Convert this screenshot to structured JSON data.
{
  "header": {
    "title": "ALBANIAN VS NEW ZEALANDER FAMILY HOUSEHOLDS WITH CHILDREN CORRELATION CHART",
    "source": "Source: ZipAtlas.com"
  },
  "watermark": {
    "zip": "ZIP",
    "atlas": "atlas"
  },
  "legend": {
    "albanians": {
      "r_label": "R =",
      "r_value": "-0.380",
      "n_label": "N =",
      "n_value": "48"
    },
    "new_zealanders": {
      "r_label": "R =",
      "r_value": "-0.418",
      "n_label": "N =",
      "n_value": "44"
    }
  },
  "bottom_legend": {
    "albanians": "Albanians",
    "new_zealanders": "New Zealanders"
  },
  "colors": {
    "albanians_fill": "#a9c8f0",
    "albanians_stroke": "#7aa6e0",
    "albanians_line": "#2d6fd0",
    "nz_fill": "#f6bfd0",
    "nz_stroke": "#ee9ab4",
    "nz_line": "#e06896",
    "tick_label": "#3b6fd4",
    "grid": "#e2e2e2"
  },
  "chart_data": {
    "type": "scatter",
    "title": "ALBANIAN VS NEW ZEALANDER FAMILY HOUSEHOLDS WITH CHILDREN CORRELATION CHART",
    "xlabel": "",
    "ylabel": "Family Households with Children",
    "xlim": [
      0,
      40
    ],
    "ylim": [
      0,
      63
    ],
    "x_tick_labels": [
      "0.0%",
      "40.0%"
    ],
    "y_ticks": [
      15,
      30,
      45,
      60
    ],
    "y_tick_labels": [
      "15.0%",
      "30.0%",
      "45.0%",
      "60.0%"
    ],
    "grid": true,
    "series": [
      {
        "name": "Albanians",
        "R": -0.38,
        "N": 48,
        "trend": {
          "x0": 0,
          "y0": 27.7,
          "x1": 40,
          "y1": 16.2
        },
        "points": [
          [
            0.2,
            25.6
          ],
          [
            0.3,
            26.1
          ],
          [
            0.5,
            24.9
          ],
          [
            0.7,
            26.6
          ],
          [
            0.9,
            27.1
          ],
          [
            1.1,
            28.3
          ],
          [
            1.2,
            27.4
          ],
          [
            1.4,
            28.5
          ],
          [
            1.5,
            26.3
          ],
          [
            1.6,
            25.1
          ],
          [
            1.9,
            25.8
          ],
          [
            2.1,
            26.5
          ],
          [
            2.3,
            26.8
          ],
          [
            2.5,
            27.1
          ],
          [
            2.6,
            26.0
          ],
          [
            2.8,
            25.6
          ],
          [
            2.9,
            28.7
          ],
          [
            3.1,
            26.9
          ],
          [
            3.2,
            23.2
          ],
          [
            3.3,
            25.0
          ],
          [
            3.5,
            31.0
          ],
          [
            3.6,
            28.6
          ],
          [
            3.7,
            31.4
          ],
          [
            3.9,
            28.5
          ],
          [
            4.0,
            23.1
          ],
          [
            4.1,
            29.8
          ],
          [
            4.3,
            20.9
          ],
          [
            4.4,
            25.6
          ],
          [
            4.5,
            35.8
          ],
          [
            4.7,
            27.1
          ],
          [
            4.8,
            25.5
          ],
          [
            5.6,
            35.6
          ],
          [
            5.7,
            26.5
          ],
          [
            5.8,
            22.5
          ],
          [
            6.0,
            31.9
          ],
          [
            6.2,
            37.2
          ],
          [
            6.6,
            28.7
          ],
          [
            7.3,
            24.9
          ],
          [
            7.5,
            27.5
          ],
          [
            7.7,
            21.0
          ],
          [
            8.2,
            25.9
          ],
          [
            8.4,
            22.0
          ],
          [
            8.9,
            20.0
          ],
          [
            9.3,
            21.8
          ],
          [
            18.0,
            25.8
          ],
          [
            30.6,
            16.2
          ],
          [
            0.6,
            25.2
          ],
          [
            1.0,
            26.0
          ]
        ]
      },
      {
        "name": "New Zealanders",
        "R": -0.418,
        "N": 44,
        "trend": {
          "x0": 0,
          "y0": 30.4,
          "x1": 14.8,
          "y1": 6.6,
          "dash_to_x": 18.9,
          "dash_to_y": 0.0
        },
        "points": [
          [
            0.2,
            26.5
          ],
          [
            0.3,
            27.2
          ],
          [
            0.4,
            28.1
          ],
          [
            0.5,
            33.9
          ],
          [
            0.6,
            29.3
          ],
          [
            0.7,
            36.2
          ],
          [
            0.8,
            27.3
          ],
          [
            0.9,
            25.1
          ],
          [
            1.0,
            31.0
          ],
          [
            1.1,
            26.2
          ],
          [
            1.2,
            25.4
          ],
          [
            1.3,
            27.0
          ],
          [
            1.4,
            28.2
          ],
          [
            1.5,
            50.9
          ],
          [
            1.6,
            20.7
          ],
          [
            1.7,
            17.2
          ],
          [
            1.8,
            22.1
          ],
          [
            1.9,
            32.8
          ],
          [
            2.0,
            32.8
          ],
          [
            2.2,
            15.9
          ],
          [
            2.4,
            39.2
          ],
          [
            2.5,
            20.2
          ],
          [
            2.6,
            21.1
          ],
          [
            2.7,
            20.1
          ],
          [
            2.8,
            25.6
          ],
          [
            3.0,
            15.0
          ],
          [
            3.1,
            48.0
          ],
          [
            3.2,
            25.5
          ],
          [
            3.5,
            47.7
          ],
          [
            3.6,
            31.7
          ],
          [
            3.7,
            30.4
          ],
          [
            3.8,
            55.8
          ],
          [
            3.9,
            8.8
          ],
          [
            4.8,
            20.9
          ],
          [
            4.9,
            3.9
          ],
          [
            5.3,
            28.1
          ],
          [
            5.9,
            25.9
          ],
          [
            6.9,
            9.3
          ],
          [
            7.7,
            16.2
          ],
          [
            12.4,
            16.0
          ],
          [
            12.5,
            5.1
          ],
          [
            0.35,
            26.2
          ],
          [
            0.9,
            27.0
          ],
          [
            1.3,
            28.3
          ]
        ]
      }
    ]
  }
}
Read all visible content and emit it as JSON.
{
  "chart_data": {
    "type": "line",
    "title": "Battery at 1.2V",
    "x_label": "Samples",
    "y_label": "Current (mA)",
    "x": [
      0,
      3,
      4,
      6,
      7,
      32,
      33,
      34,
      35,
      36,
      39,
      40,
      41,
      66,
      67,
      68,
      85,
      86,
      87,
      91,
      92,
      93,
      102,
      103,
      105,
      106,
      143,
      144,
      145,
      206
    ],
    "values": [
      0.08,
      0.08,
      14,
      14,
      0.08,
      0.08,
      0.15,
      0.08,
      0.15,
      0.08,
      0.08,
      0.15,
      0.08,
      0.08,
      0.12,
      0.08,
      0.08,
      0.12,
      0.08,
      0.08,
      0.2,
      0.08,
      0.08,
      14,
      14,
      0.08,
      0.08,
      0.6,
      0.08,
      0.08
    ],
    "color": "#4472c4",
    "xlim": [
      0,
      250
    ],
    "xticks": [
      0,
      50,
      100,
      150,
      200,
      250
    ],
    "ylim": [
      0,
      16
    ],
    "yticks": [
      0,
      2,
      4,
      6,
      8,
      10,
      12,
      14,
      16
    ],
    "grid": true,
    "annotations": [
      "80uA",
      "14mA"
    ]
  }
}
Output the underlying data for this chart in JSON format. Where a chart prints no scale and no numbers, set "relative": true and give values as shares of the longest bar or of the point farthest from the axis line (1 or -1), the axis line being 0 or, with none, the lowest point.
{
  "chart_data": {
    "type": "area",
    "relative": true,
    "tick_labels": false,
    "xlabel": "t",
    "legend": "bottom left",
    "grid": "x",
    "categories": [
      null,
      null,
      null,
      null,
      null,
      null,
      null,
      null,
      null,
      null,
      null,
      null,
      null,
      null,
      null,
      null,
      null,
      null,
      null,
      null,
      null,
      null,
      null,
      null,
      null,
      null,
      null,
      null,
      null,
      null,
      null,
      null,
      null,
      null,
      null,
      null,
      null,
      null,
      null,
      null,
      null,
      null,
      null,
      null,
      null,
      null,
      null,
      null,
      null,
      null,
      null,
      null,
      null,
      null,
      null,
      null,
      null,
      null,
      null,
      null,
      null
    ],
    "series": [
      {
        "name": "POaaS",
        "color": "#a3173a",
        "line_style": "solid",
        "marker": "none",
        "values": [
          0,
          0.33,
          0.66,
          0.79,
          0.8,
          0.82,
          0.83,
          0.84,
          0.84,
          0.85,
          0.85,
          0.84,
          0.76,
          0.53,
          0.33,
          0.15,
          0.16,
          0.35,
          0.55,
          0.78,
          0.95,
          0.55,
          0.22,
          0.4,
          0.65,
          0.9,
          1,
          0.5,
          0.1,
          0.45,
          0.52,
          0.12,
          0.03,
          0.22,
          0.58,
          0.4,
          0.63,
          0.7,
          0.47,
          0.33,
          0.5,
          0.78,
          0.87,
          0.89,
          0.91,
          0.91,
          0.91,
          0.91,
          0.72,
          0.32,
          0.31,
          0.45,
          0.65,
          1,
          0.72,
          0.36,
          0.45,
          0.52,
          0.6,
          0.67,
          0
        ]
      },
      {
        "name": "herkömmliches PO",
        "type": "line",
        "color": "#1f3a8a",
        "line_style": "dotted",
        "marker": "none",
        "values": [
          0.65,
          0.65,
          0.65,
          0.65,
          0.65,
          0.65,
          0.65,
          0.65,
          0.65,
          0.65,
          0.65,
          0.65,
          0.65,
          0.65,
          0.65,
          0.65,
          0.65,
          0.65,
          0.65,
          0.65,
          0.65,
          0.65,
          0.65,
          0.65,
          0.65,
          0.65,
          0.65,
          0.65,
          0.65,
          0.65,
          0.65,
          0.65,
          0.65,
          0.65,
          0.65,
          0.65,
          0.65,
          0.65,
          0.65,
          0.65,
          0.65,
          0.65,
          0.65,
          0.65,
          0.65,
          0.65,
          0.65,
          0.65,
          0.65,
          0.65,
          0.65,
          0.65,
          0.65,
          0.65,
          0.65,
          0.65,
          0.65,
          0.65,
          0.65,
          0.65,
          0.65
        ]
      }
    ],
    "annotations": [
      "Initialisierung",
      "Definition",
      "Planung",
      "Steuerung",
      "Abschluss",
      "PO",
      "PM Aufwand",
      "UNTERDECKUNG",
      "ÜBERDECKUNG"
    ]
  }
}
:::
▶ [AIM] How many lines of the listing above include the word "this"? State the number and nothing else.

▶ [SOLUTION TO THE PROBLEM] 2